---- Supplied data
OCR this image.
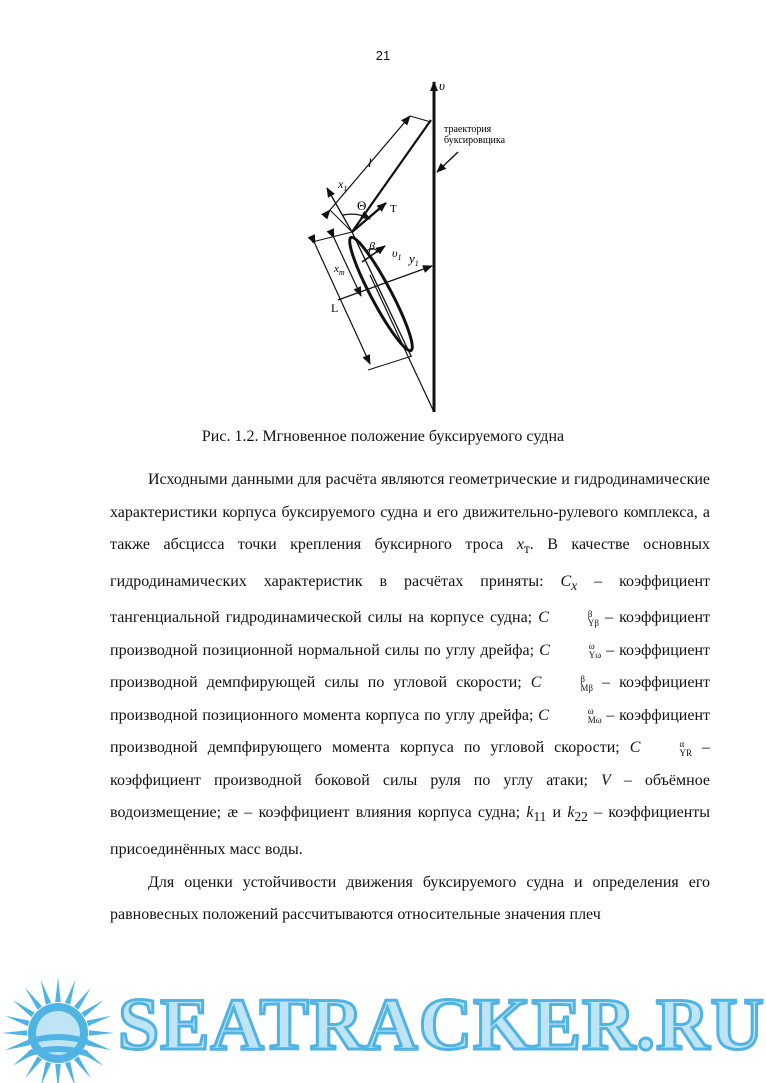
21
υ
траектория
буксировщика
l
$x_1$
Θ T
$\beta_1$ $\upsilon_1$ $y_1$
$x_т$
L
Рис. 1.2. Мгновенное положение буксируемого судна

Исходными данными для расчёта являются геометрические и гидродинамические характеристики корпуса буксируемого судна и его движительно-рулевого комплекса, а также абсцисса точки крепления буксирного троса $x_т$. В качестве основных гидродинамических характеристик в расчётах приняты: $C_x$ – коэффициент тангенциальной гидродинамической силы на корпусе судна; C	β
Yβ – коэффициент производной позиционной нормальной силы по углу дрейфа; C	ω
Yω – коэффициент производной демпфирующей силы по угловой скорости; C	β
Mβ – коэффициент производной позиционного момента корпуса по углу дрейфа; C	ω
Mω – коэффициент производной демпфирующего момента корпуса по угловой скорости; C	α
YR – коэффициент производной боковой силы руля по углу атаки; V – объёмное водоизмещение; æ – коэффициент влияния корпуса судна; $k_{11}$ и $k_{22}$ – коэффициенты присоединённых масс воды.

Для оценки устойчивости движения буксируемого судна и определения его равновесных положений рассчитываются относительные значения плеч

SEATRACKER.RU
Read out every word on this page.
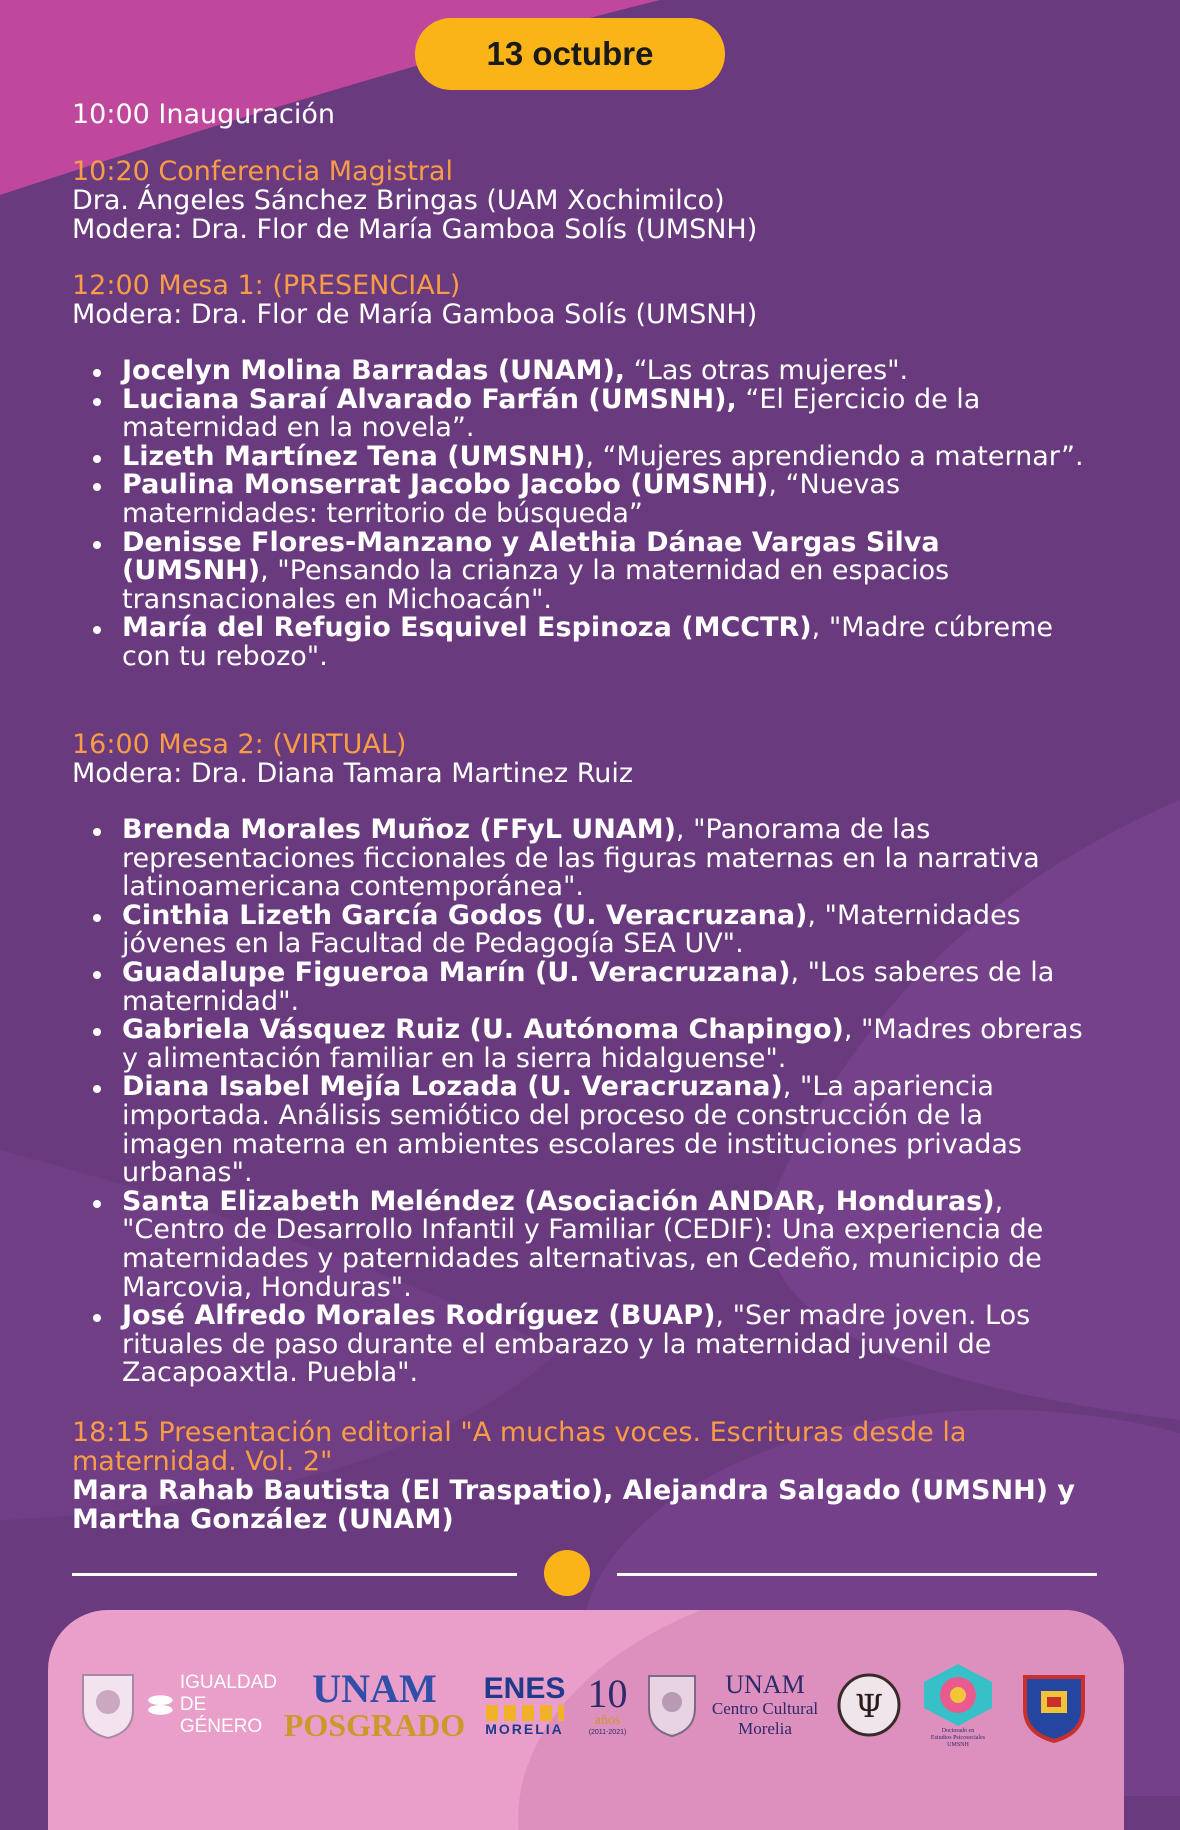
13 octubre

10:00 Inauguración

10:20 Conferencia Magistral

Dra. Ángeles Sánchez Bringas (UAM Xochimilco)

Modera: Dra. Flor de María Gamboa Solís (UMSNH)

12:00 Mesa 1: (PRESENCIAL)

Modera: Dra. Flor de María Gamboa Solís (UMSNH)

Jocelyn Molina Barradas (UNAM), “Las otras mujeres".
Luciana Saraí Alvarado Farfán (UMSNH), “El Ejercicio de la maternidad en la novela”.
Lizeth Martínez Tena (UMSNH), “Mujeres aprendiendo a maternar”.
Paulina Monserrat Jacobo Jacobo (UMSNH), “Nuevas maternidades: territorio de búsqueda”
Denisse Flores-Manzano y Alethia Dánae Vargas Silva (UMSNH), "Pensando la crianza y la maternidad en espacios transnacionales en Michoacán".
María del Refugio Esquivel Espinoza (MCCTR), "Madre cúbreme con tu rebozo".

16:00 Mesa 2: (VIRTUAL)

Modera: Dra. Diana Tamara Martinez Ruiz

Brenda Morales Muñoz (FFyL UNAM), "Panorama de las representaciones ficcionales de las figuras maternas en la narrativa latinoamericana contemporánea".
Cinthia Lizeth García Godos (U. Veracruzana), "Maternidades jóvenes en la Facultad de Pedagogía SEA UV".
Guadalupe Figueroa Marín (U. Veracruzana), "Los saberes de la maternidad".
Gabriela Vásquez Ruiz (U. Autónoma Chapingo), "Madres obreras y alimentación familiar en la sierra hidalguense".
Diana Isabel Mejía Lozada (U. Veracruzana), "La apariencia importada. Análisis semiótico del proceso de construcción de la imagen materna en ambientes escolares de instituciones privadas urbanas".
Santa Elizabeth Meléndez (Asociación ANDAR, Honduras), "Centro de Desarrollo Infantil y Familiar (CEDIF): Una experiencia de maternidades y paternidades alternativas, en Cedeño, municipio de Marcovia, Honduras".
José Alfredo Morales Rodríguez (BUAP), "Ser madre joven. Los rituales de paso durante el embarazo y la maternidad juvenil de Zacapoaxtla. Puebla".

18:15 Presentación editorial "A muchas voces. Escrituras desde la

maternidad. Vol. 2"

Mara Rahab Bautista (El Traspatio), Alejandra Salgado (UMSNH) y

Martha González (UNAM)

IGUALDAD
DE GÉNERO
UNAM
POSGRADO
ENES
MORELIA
10
años
(2011-2021)
UNAM
Centro Cultural
Morelia
Ψ
Doctorado en
Estudios Psicosociales
UMSNH
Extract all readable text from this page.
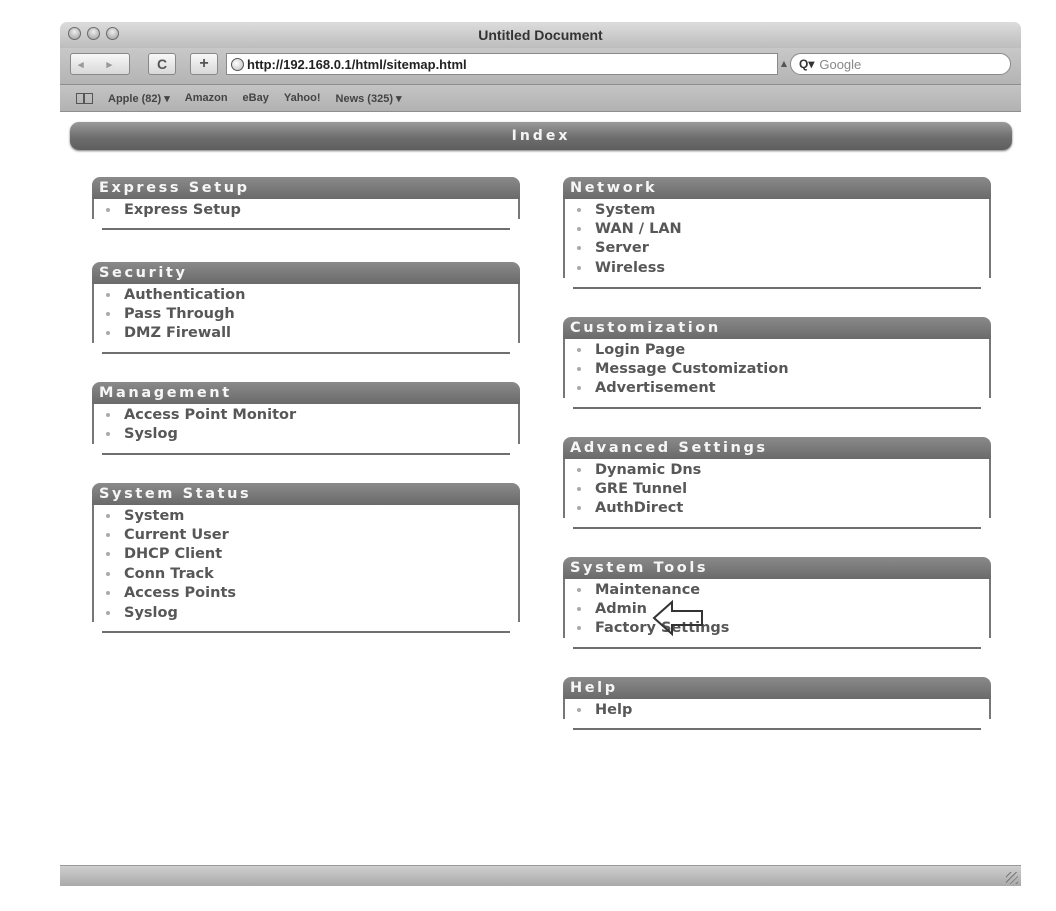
Untitled Document
◂ ▸	C	+	http://192.168.0.1/html/sitemap.html	▲ Q▾
Google
Apple (82) ▾ Amazon eBay Yahoo! News (325) ▾
Index
Express Setup
Express Setup
Security
Authentication
Pass Through
DMZ Firewall
Management
Access Point Monitor
Syslog
System Status
System
Current User
DHCP Client
Conn Track
Access Points
Syslog
Network
System
WAN / LAN
Server
Wireless
Customization
Login Page
Message Customization
Advertisement
Advanced Settings
Dynamic Dns
GRE Tunnel
AuthDirect
System Tools
Maintenance
Admin
Factory Settings
Help
Help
--------
Problem to solve:
Transcribe the material exactly, keeping every word and none of the pictures.

Output of the exercise:
OCR this image.
21
υ
траектория
буксировщика
l
$x_1$
Θ T
$\beta_1$ $\upsilon_1$ $y_1$
$x_т$
L
Рис. 1.2. Мгновенное положение буксируемого судна

Исходными данными для расчёта являются геометрические и гидродинамические характеристики корпуса буксируемого судна и его движительно-рулевого комплекса, а также абсцисса точки крепления буксирного троса $x_т$. В качестве основных гидродинамических характеристик в расчётах приняты: $C_x$ – коэффициент тангенциальной гидродинамической силы на корпусе судна; C	β
Yβ – коэффициент производной позиционной нормальной силы по углу дрейфа; C	ω
Yω – коэффициент производной демпфирующей силы по угловой скорости; C	β
Mβ – коэффициент производной позиционного момента корпуса по углу дрейфа; C	ω
Mω – коэффициент производной демпфирующего момента корпуса по угловой скорости; C	α
YR – коэффициент производной боковой силы руля по углу атаки; V – объёмное водоизмещение; æ – коэффициент влияния корпуса судна; $k_{11}$ и $k_{22}$ – коэффициенты присоединённых масс воды.

Для оценки устойчивости движения буксируемого судна и определения его равновесных положений рассчитываются относительные значения плеч

SEATRACKER.RU
Read out every word on this page.
13 octubre

10:00 Inauguración

10:20 Conferencia Magistral

Dra. Ángeles Sánchez Bringas (UAM Xochimilco)

Modera: Dra. Flor de María Gamboa Solís (UMSNH)

12:00 Mesa 1: (PRESENCIAL)

Modera: Dra. Flor de María Gamboa Solís (UMSNH)

Jocelyn Molina Barradas (UNAM), “Las otras mujeres".
Luciana Saraí Alvarado Farfán (UMSNH), “El Ejercicio de la maternidad en la novela”.
Lizeth Martínez Tena (UMSNH), “Mujeres aprendiendo a maternar”.
Paulina Monserrat Jacobo Jacobo (UMSNH), “Nuevas maternidades: territorio de búsqueda”
Denisse Flores-Manzano y Alethia Dánae Vargas Silva (UMSNH), "Pensando la crianza y la maternidad en espacios transnacionales en Michoacán".
María del Refugio Esquivel Espinoza (MCCTR), "Madre cúbreme con tu rebozo".

16:00 Mesa 2: (VIRTUAL)

Modera: Dra. Diana Tamara Martinez Ruiz

Brenda Morales Muñoz (FFyL UNAM), "Panorama de las representaciones ficcionales de las figuras maternas en la narrativa latinoamericana contemporánea".
Cinthia Lizeth García Godos (U. Veracruzana), "Maternidades jóvenes en la Facultad de Pedagogía SEA UV".
Guadalupe Figueroa Marín (U. Veracruzana), "Los saberes de la maternidad".
Gabriela Vásquez Ruiz (U. Autónoma Chapingo), "Madres obreras y alimentación familiar en la sierra hidalguense".
Diana Isabel Mejía Lozada (U. Veracruzana), "La apariencia importada. Análisis semiótico del proceso de construcción de la imagen materna en ambientes escolares de instituciones privadas urbanas".
Santa Elizabeth Meléndez (Asociación ANDAR, Honduras), "Centro de Desarrollo Infantil y Familiar (CEDIF): Una experiencia de maternidades y paternidades alternativas, en Cedeño, municipio de Marcovia, Honduras".
José Alfredo Morales Rodríguez (BUAP), "Ser madre joven. Los rituales de paso durante el embarazo y la maternidad juvenil de Zacapoaxtla. Puebla".

18:15 Presentación editorial "A muchas voces. Escrituras desde la

maternidad. Vol. 2"

Mara Rahab Bautista (El Traspatio), Alejandra Salgado (UMSNH) y

Martha González (UNAM)

IGUALDAD
DE GÉNERO
UNAM
POSGRADO
ENES
MORELIA
10
años
(2011-2021)
UNAM
Centro Cultural
Morelia
Ψ
Doctorado en
Estudios Psicosociales
UMSNH
Extract all readable text from this page.
Untitled Document
◂ ▸	C	+	http://192.168.0.1/html/sitemap.html	▲ Q▾
Google
Apple (82) ▾ Amazon eBay Yahoo! News (325) ▾
Index
Express Setup
Express Setup
Security
Authentication
Pass Through
DMZ Firewall
Management
Access Point Monitor
Syslog
System Status
System
Current User
DHCP Client
Conn Track
Access Points
Syslog
Network
System
WAN / LAN
Server
Wireless
Customization
Login Page
Message Customization
Advertisement
Advanced Settings
Dynamic Dns
GRE Tunnel
AuthDirect
System Tools
Maintenance
Admin
Factory Settings
Help
Help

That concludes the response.